Your task is to copy every line of the records below that contains "index".
* * * * * * *
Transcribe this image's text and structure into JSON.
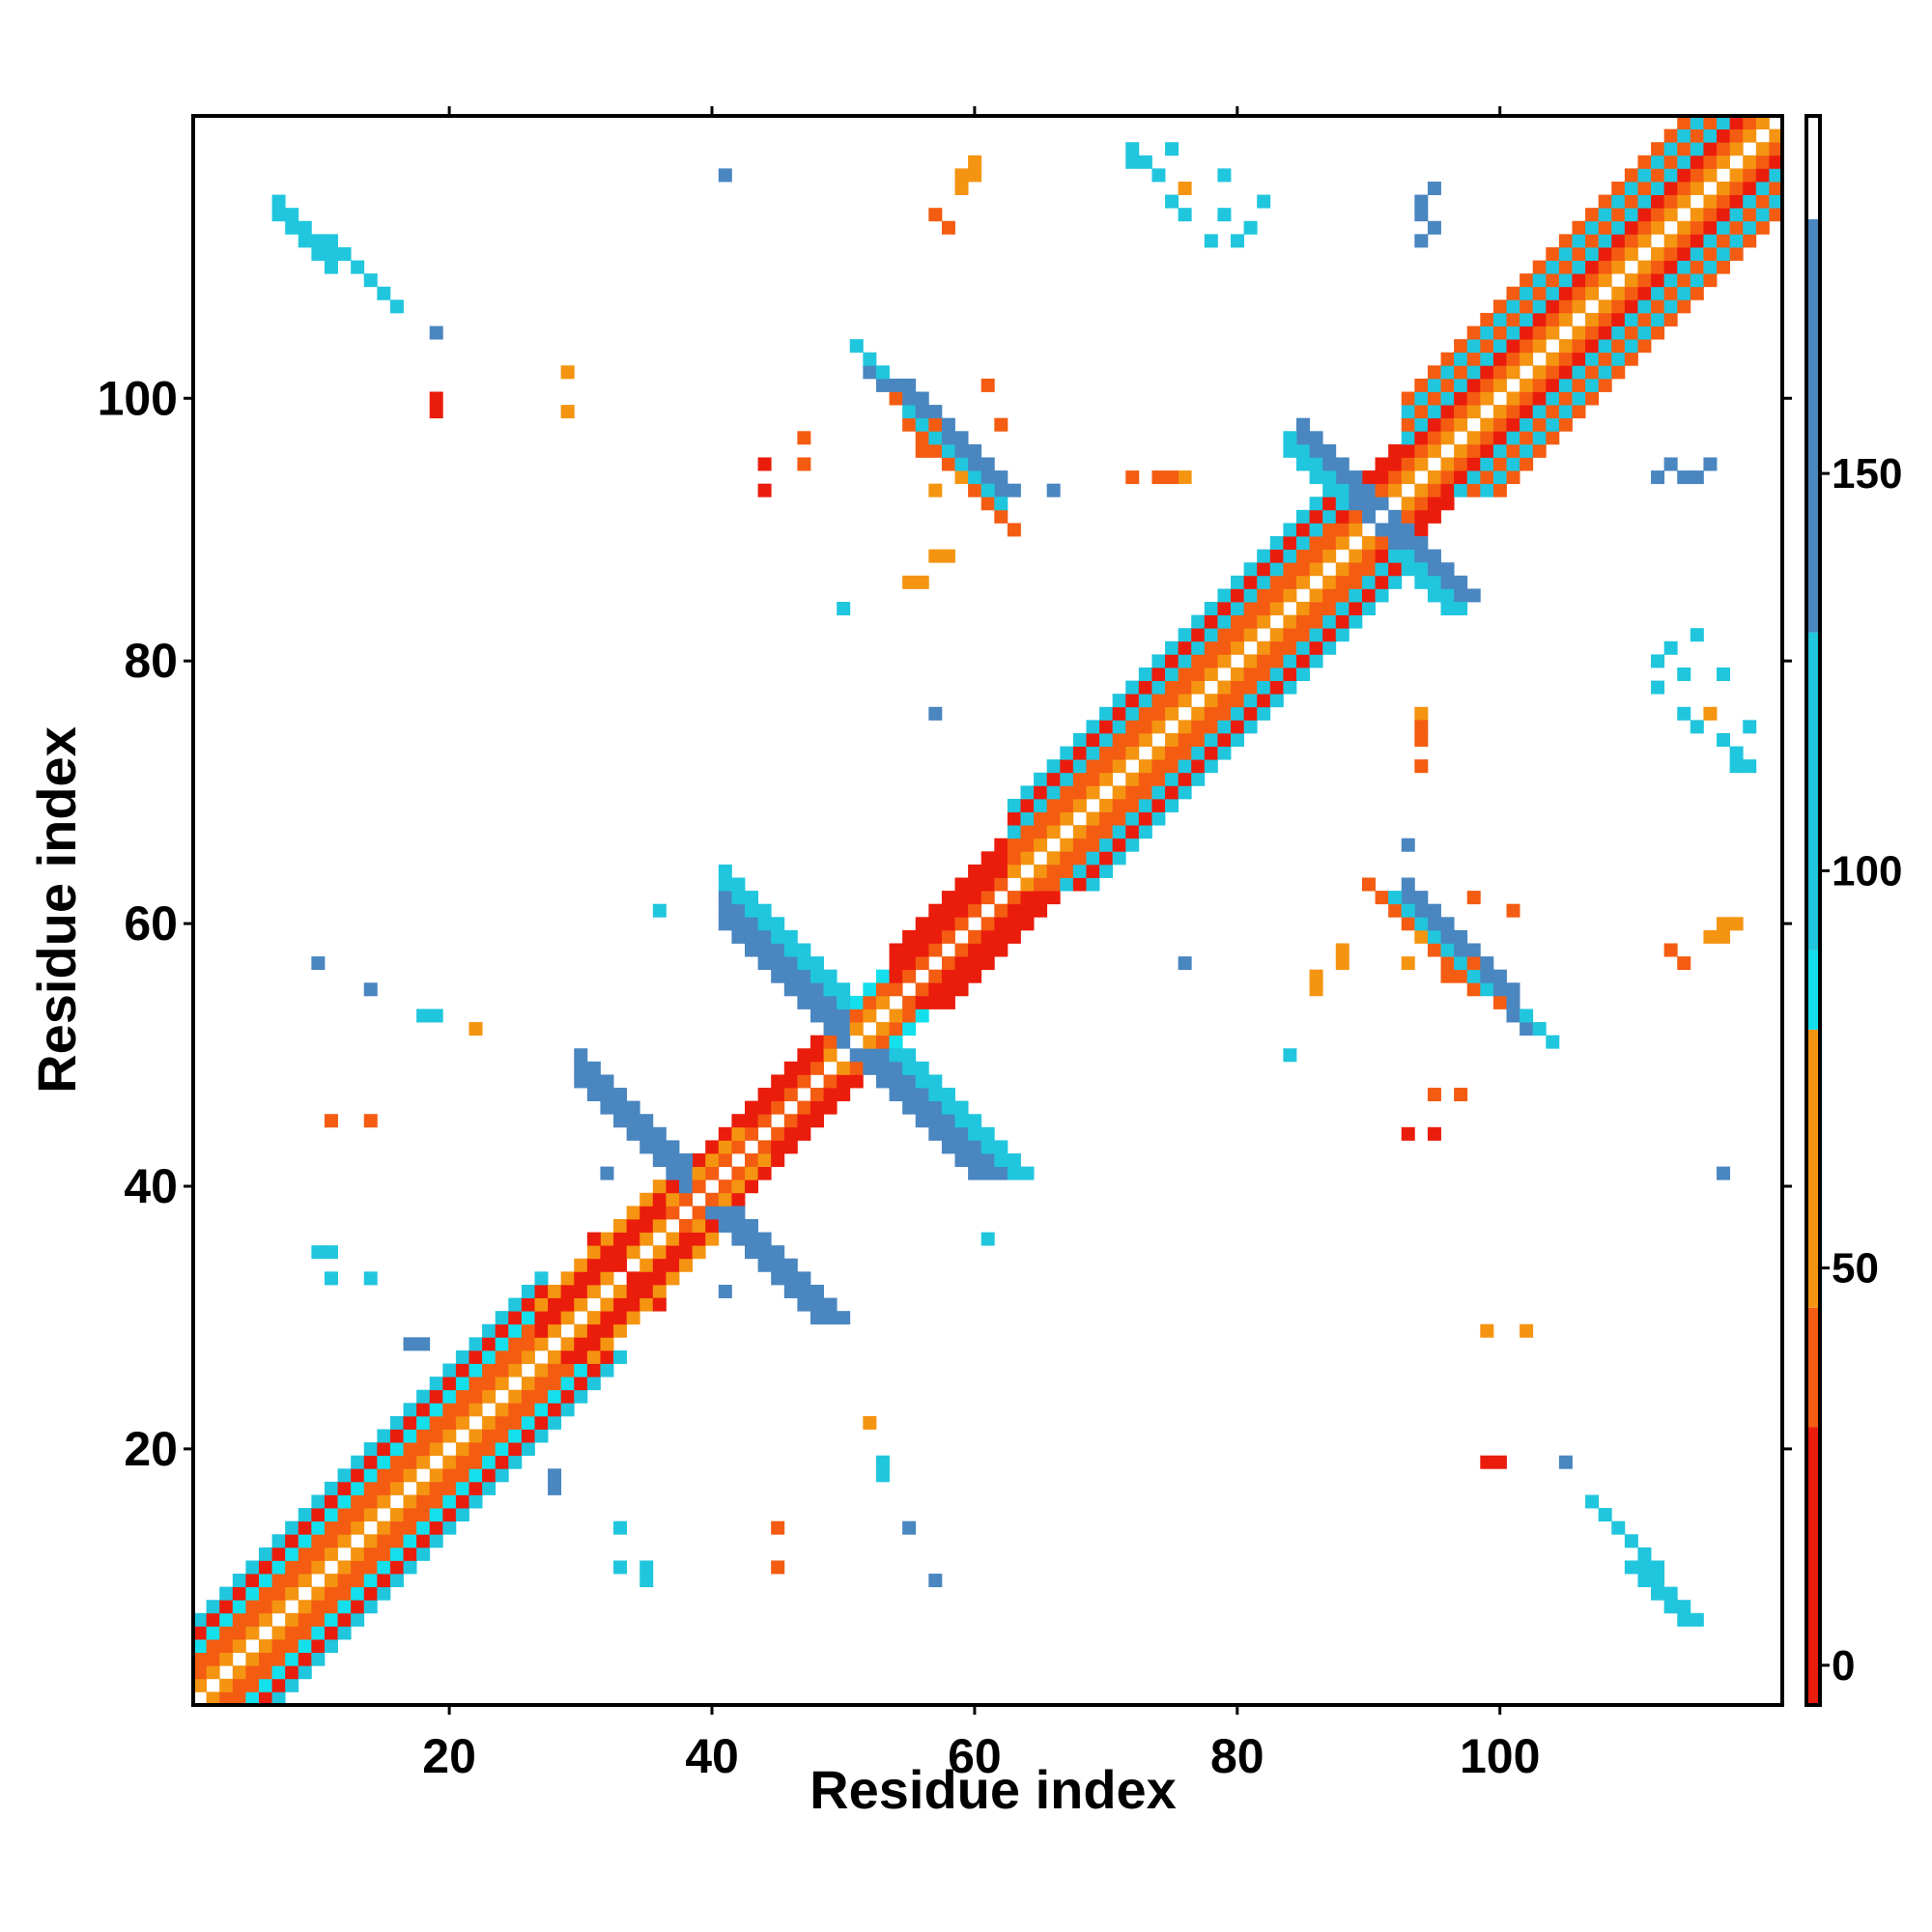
{
  "chart_data": {
    "type": "heatmap",
    "title": "",
    "xlabel": "Residue index",
    "ylabel": "Residue index",
    "xlim": [
      0.5,
      121.5
    ],
    "ylim": [
      0.5,
      121.5
    ],
    "x_ticks": [
      20,
      40,
      60,
      80,
      100
    ],
    "y_ticks": [
      20,
      40,
      60,
      80,
      100
    ],
    "grid": false,
    "legend": "none",
    "colorbar": {
      "placement": "right",
      "range": [
        -5,
        195
      ],
      "ticks": [
        0,
        50,
        100,
        150
      ],
      "segments": [
        {
          "from": -5,
          "to": 30,
          "color": "#ea1c0c"
        },
        {
          "from": 30,
          "to": 45,
          "color": "#f45c12"
        },
        {
          "from": 45,
          "to": 80,
          "color": "#f59410"
        },
        {
          "from": 80,
          "to": 90,
          "color": "#13e0ec"
        },
        {
          "from": 90,
          "to": 130,
          "color": "#20c6dd"
        },
        {
          "from": 130,
          "to": 182,
          "color": "#4a86c0"
        },
        {
          "from": 182,
          "to": 195,
          "color": "#ffffff"
        }
      ]
    },
    "diagonal_bands": [
      {
        "i_from": 1,
        "i_to": 27,
        "offsets": [
          [
            1,
            1,
            45
          ],
          [
            2,
            2,
            40
          ],
          [
            3,
            3,
            30
          ],
          [
            4,
            4,
            85
          ],
          [
            5,
            5,
            20
          ],
          [
            6,
            6,
            100
          ]
        ]
      },
      {
        "i_from": 27,
        "i_to": 37,
        "offsets": [
          [
            1,
            1,
            45
          ],
          [
            2,
            2,
            25
          ],
          [
            3,
            3,
            10
          ],
          [
            4,
            4,
            60
          ]
        ]
      },
      {
        "i_from": 37,
        "i_to": 43,
        "offsets": [
          [
            1,
            1,
            40
          ],
          [
            2,
            2,
            55
          ],
          [
            3,
            3,
            25
          ]
        ]
      },
      {
        "i_from": 43,
        "i_to": 49,
        "offsets": [
          [
            1,
            1,
            40
          ],
          [
            2,
            2,
            25
          ],
          [
            3,
            3,
            10
          ]
        ]
      },
      {
        "i_from": 49,
        "i_to": 54,
        "offsets": [
          [
            1,
            1,
            70
          ],
          [
            2,
            2,
            40
          ],
          [
            3,
            3,
            85
          ]
        ]
      },
      {
        "i_from": 54,
        "i_to": 63,
        "offsets": [
          [
            1,
            1,
            40
          ],
          [
            2,
            2,
            25
          ],
          [
            3,
            3,
            10
          ],
          [
            4,
            4,
            25
          ]
        ]
      },
      {
        "i_from": 63,
        "i_to": 88,
        "offsets": [
          [
            1,
            1,
            45
          ],
          [
            2,
            2,
            40
          ],
          [
            3,
            3,
            30
          ],
          [
            4,
            4,
            90
          ],
          [
            5,
            5,
            20
          ],
          [
            6,
            6,
            100
          ]
        ]
      },
      {
        "i_from": 88,
        "i_to": 93,
        "offsets": [
          [
            1,
            1,
            60
          ],
          [
            2,
            2,
            40
          ],
          [
            3,
            3,
            15
          ],
          [
            4,
            4,
            25
          ]
        ]
      },
      {
        "i_from": 93,
        "i_to": 121,
        "offsets": [
          [
            1,
            1,
            45
          ],
          [
            2,
            2,
            40
          ],
          [
            3,
            3,
            25
          ],
          [
            4,
            4,
            90
          ],
          [
            5,
            5,
            30
          ],
          [
            6,
            6,
            100
          ],
          [
            7,
            7,
            40
          ]
        ]
      }
    ],
    "cross_bands": [
      {
        "i_from": 30,
        "i_to": 38,
        "pair_sum": 78,
        "width": 3,
        "value": 150
      },
      {
        "i_from": 41,
        "i_to": 50,
        "pair_sum": 101,
        "width": 3,
        "value": 150
      },
      {
        "i_from": 41,
        "i_to": 50,
        "pair_sum": 104,
        "width": 2,
        "value": 95
      },
      {
        "i_from": 85,
        "i_to": 91,
        "pair_sum": 181,
        "width": 3,
        "value": 150
      },
      {
        "i_from": 84,
        "i_to": 88,
        "pair_sum": 180,
        "width": 2,
        "value": 95
      },
      {
        "i_from": 55,
        "i_to": 63,
        "pair_sum": 153,
        "width": 1,
        "value": 40
      },
      {
        "i_from": 31,
        "i_to": 36,
        "pair_sum": 67,
        "width": 1,
        "value": 25
      },
      {
        "i_from": 52,
        "i_to": 60,
        "pair_sum": 154,
        "width": 2,
        "value": 150
      },
      {
        "i_from": 51,
        "i_to": 59,
        "pair_sum": 155,
        "width": 1,
        "value": 95
      },
      {
        "i_from": 93,
        "i_to": 101,
        "pair_sum": 155,
        "width": 2,
        "value": 150
      },
      {
        "i_from": 92,
        "i_to": 100,
        "pair_sum": 154,
        "width": 1,
        "value": 95
      },
      {
        "i_from": 7,
        "i_to": 11,
        "pair_sum": 121,
        "width": 2,
        "value": 95
      },
      {
        "i_from": 11,
        "i_to": 16,
        "pair_sum": 123,
        "width": 1,
        "value": 95
      }
    ],
    "spots": [
      [
        61,
        101,
        40
      ],
      [
        62,
        98,
        40
      ],
      [
        57,
        93,
        45
      ],
      [
        59,
        94,
        45
      ],
      [
        44,
        95,
        25
      ],
      [
        47,
        97,
        40
      ],
      [
        57,
        88,
        60
      ],
      [
        56,
        86,
        60
      ],
      [
        96,
        56,
        40
      ],
      [
        98,
        57,
        40
      ],
      [
        93,
        44,
        25
      ],
      [
        95,
        47,
        40
      ],
      [
        100,
        54,
        40
      ],
      [
        86,
        55,
        60
      ],
      [
        88,
        58,
        60
      ],
      [
        74,
        94,
        40
      ],
      [
        76,
        94,
        55
      ],
      [
        66,
        93,
        150
      ],
      [
        94,
        75,
        40
      ],
      [
        94,
        72,
        40
      ],
      [
        19,
        100,
        10
      ],
      [
        99,
        19,
        10
      ],
      [
        11,
        45,
        40
      ],
      [
        14,
        45,
        40
      ],
      [
        45,
        11,
        40
      ],
      [
        45,
        14,
        40
      ],
      [
        41,
        117,
        150
      ],
      [
        117,
        41,
        150
      ],
      [
        10,
        57,
        150
      ],
      [
        14,
        55,
        150
      ],
      [
        57,
        10,
        150
      ],
      [
        55,
        14,
        150
      ],
      [
        59,
        117,
        60
      ],
      [
        116,
        59,
        60
      ],
      [
        57,
        76,
        150
      ],
      [
        72,
        119,
        100
      ],
      [
        72,
        118,
        100
      ],
      [
        75,
        119,
        95
      ],
      [
        76,
        114,
        95
      ],
      [
        79,
        114,
        95
      ],
      [
        80,
        112,
        95
      ],
      [
        94,
        115,
        150
      ],
      [
        94,
        112,
        150
      ],
      [
        114,
        94,
        150
      ],
      [
        117,
        79,
        95
      ],
      [
        112,
        78,
        100
      ],
      [
        115,
        75,
        100
      ],
      [
        117,
        74,
        100
      ],
      [
        113,
        95,
        150
      ],
      [
        116,
        95,
        150
      ],
      [
        115,
        82,
        95
      ],
      [
        113,
        81,
        95
      ],
      [
        116,
        76,
        60
      ],
      [
        118,
        73,
        95
      ],
      [
        114,
        57,
        40
      ],
      [
        113,
        58,
        40
      ],
      [
        117,
        60,
        60
      ],
      [
        118,
        60,
        60
      ],
      [
        10,
        35,
        95
      ],
      [
        11,
        35,
        95
      ],
      [
        11,
        33,
        95
      ],
      [
        14,
        33,
        95
      ],
      [
        35,
        10,
        95
      ],
      [
        33,
        11,
        95
      ],
      [
        33,
        14,
        95
      ],
      [
        18,
        53,
        95
      ],
      [
        22,
        52,
        55
      ],
      [
        53,
        18,
        95
      ],
      [
        52,
        22,
        55
      ],
      [
        52,
        22,
        60
      ],
      [
        22,
        52,
        60
      ],
      [
        53,
        19,
        95
      ],
      [
        19,
        105,
        150
      ],
      [
        105,
        19,
        150
      ],
      [
        28,
        17,
        150
      ],
      [
        28,
        18,
        150
      ],
      [
        17,
        28,
        150
      ],
      [
        18,
        28,
        150
      ],
      [
        41,
        32,
        150
      ],
      [
        32,
        41,
        150
      ],
      [
        36,
        61,
        95
      ],
      [
        61,
        36,
        95
      ],
      [
        29,
        102,
        55
      ],
      [
        99,
        29,
        55
      ],
      [
        50,
        84,
        95
      ],
      [
        84,
        50,
        95
      ]
    ]
  }
}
* * * * * * *
* _Right answer_:
    "xlabel": "Residue index",
    "ylabel": "Residue index",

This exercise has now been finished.